#### INSTRUCTIONS FOR THE TASK:
Lines holding the string "findrunnable" are the ones to copy; find them all in the data.

#### MATERIAL:

--- Start ---

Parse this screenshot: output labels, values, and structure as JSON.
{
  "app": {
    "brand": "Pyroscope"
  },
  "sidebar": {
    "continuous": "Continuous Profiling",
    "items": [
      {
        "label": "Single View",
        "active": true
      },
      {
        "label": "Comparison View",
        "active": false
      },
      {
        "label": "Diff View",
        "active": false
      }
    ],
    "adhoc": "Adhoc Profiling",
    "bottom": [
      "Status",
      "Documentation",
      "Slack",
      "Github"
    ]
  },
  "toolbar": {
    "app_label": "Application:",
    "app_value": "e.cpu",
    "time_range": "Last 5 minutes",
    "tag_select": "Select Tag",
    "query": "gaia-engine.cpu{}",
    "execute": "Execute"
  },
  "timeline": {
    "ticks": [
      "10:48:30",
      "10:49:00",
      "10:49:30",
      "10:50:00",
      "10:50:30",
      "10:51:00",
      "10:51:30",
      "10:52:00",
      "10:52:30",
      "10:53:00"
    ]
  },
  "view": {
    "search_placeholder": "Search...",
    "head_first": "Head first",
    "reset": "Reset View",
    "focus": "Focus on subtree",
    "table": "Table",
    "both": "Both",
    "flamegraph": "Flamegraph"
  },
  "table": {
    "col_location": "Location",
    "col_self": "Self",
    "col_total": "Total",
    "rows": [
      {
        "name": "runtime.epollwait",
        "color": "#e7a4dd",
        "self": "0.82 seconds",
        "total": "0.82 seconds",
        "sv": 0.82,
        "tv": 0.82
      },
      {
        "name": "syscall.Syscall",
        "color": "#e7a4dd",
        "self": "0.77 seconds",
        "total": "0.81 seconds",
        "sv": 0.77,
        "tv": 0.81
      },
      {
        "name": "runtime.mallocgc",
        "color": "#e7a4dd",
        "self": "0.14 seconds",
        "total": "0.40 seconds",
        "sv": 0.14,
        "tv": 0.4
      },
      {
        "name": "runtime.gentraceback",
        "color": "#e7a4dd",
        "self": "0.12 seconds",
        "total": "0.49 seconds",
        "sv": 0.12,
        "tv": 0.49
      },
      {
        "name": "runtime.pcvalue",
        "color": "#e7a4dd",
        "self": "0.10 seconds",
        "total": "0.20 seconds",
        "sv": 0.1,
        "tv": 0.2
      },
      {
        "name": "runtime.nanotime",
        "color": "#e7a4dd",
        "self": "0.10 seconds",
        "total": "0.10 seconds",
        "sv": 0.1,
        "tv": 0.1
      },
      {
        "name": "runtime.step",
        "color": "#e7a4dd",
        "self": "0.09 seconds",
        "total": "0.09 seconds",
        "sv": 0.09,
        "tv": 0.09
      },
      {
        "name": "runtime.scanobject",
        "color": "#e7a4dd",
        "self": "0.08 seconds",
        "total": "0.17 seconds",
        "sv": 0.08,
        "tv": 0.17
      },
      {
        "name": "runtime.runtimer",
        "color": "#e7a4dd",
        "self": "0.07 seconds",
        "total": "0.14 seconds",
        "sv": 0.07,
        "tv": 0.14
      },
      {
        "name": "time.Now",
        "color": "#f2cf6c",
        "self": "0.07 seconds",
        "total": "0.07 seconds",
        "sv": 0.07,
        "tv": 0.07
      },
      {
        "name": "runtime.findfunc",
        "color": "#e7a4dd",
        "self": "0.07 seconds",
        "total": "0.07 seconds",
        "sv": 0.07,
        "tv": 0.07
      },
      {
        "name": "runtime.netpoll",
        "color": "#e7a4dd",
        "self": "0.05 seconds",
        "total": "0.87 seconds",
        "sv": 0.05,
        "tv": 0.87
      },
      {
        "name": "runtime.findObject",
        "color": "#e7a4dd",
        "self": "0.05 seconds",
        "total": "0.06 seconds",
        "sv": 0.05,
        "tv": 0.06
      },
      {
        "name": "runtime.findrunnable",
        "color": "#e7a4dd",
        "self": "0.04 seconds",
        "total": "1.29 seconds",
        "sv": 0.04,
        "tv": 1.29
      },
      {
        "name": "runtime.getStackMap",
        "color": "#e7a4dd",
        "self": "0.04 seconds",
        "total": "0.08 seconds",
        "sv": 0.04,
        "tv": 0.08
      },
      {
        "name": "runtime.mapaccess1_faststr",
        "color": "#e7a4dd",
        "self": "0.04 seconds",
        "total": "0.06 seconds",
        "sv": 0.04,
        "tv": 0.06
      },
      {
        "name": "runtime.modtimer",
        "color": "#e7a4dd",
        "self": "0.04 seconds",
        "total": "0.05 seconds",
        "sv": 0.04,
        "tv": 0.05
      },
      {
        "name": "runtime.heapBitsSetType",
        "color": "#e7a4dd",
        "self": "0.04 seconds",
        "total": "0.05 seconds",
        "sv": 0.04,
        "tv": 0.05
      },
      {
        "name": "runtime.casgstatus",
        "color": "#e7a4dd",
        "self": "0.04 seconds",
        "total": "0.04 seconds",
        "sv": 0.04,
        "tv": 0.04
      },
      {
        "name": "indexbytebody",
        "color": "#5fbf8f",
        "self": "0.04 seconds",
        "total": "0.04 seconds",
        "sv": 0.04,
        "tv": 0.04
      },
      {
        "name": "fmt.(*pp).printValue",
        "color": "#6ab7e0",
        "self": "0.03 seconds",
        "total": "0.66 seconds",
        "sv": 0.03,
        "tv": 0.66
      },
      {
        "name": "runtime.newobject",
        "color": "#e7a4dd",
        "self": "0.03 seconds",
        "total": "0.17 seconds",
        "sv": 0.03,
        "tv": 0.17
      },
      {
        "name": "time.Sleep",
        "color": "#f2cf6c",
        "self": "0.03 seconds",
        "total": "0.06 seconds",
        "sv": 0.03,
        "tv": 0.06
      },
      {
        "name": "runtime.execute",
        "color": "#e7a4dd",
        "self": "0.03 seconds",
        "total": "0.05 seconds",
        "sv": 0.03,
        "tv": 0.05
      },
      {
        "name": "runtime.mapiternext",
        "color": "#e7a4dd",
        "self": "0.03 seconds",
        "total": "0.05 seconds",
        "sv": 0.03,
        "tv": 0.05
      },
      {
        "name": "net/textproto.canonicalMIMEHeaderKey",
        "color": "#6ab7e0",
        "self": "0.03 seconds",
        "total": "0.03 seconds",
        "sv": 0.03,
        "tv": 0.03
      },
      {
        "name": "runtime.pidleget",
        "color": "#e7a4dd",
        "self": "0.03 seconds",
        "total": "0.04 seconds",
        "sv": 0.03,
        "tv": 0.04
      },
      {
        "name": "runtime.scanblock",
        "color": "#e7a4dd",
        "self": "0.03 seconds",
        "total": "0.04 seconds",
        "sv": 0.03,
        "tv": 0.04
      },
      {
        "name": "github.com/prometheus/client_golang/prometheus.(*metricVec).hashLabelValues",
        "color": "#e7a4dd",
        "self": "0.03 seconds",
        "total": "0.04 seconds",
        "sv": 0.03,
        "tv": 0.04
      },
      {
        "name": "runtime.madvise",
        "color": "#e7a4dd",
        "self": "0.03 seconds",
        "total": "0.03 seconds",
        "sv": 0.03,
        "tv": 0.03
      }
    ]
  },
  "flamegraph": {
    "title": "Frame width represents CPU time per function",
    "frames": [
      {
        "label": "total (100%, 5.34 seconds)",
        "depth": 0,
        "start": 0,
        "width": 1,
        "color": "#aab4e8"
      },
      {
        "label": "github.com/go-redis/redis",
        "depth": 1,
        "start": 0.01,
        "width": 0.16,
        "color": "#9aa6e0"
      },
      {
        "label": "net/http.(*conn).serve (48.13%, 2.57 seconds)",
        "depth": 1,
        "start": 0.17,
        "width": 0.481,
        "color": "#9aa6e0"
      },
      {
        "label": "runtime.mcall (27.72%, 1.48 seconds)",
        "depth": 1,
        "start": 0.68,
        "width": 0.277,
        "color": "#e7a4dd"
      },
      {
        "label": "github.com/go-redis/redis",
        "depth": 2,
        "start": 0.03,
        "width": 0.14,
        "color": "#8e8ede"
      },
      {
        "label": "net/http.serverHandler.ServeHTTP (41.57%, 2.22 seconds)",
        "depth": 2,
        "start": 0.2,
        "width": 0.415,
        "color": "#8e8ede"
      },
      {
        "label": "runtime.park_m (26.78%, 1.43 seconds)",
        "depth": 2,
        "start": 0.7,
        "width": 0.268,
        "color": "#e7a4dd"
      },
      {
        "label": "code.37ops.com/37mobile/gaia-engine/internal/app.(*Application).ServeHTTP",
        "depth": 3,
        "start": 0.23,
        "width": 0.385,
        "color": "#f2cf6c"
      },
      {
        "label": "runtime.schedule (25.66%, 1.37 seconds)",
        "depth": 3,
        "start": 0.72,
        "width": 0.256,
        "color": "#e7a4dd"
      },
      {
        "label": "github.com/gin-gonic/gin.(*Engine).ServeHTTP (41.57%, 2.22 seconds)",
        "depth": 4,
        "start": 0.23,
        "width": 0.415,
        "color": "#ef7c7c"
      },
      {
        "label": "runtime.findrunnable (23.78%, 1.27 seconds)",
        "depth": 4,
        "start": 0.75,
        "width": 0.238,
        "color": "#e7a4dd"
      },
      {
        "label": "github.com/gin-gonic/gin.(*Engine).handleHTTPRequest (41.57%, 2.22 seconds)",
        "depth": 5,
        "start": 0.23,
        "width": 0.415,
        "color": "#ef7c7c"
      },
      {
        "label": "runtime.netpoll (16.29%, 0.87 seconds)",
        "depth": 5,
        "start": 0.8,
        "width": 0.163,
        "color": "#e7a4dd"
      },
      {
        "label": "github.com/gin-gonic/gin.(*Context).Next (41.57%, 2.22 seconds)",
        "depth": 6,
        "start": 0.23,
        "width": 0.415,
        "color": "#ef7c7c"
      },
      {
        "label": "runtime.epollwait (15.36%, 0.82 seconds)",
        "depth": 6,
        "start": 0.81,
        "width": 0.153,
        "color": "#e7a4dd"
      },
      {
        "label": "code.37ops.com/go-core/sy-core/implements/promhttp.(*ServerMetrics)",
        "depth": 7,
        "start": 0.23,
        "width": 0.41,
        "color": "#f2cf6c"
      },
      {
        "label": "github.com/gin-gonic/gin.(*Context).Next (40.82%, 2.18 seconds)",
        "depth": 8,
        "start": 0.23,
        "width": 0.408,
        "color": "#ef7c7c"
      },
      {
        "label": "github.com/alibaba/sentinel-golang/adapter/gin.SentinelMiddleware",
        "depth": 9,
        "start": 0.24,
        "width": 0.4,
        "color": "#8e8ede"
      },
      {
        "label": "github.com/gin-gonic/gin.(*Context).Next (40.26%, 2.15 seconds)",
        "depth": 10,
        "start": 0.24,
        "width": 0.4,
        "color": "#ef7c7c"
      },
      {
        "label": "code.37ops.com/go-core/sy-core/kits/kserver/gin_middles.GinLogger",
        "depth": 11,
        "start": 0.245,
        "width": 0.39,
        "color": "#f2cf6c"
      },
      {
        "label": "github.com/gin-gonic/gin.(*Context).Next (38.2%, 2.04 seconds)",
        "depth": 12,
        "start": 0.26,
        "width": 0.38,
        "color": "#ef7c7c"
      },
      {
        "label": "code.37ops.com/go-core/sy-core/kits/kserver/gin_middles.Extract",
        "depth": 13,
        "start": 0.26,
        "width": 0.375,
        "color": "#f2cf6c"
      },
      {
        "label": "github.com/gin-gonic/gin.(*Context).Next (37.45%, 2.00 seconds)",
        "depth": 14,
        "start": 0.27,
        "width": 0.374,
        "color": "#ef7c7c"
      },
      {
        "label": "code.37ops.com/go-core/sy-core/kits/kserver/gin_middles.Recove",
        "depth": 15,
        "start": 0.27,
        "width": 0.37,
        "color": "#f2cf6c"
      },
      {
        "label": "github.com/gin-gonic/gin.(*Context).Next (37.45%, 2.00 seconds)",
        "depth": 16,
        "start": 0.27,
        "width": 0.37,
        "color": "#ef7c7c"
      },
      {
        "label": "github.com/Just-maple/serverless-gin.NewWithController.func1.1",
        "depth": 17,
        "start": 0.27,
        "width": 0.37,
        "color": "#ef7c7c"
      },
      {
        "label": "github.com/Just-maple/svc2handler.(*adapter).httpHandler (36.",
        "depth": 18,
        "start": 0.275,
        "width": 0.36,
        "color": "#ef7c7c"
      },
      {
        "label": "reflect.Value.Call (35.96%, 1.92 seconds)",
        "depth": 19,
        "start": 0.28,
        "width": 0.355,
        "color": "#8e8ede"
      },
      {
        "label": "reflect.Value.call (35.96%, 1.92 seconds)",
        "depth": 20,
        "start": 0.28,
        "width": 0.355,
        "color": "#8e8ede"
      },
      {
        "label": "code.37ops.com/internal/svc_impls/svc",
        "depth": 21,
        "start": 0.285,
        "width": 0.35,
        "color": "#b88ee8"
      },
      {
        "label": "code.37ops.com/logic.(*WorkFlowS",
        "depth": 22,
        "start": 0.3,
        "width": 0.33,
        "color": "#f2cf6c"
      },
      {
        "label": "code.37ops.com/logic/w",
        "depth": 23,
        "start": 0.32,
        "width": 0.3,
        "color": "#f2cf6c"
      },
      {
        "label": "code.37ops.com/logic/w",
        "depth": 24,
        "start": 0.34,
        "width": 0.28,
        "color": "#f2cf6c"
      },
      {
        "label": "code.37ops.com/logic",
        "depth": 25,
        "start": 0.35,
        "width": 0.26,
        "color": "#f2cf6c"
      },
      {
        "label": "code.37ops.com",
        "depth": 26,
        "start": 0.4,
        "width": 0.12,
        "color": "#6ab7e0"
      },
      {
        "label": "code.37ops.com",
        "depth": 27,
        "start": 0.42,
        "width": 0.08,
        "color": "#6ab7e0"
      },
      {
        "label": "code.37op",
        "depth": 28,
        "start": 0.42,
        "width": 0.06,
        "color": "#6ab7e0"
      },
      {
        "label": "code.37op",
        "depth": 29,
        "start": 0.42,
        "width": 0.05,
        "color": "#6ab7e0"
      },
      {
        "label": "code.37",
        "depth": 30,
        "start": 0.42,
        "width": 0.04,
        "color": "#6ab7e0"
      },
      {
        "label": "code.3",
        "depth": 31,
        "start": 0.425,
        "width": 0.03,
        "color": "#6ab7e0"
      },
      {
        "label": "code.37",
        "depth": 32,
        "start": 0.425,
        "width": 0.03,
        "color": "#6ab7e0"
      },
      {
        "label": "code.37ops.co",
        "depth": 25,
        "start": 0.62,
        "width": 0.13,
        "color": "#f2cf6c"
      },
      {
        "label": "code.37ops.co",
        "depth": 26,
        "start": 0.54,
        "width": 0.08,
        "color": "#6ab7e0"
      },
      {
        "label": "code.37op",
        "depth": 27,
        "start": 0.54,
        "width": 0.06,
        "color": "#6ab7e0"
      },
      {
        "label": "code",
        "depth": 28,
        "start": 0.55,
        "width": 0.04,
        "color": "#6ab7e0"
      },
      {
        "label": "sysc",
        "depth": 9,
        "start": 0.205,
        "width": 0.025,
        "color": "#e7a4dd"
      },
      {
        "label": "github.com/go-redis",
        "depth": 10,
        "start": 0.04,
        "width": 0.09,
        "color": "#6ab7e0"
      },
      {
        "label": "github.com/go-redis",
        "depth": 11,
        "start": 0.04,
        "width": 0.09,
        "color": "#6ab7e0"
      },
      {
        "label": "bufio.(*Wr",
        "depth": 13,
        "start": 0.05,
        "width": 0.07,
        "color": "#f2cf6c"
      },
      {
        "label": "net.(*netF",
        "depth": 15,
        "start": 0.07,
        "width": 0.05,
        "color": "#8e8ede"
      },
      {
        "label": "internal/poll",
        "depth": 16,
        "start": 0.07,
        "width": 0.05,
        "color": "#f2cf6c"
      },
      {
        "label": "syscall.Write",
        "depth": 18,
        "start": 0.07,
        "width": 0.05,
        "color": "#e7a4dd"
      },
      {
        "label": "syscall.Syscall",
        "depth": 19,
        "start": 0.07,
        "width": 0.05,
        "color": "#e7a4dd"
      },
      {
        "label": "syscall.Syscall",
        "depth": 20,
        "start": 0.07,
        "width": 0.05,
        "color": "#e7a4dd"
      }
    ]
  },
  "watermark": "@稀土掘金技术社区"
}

--- End ---

#### CORRECT RESPONSE:
        "name": "runtime.findrunnable",
        "label": "runtime.findrunnable (23.78%, 1.27 seconds)",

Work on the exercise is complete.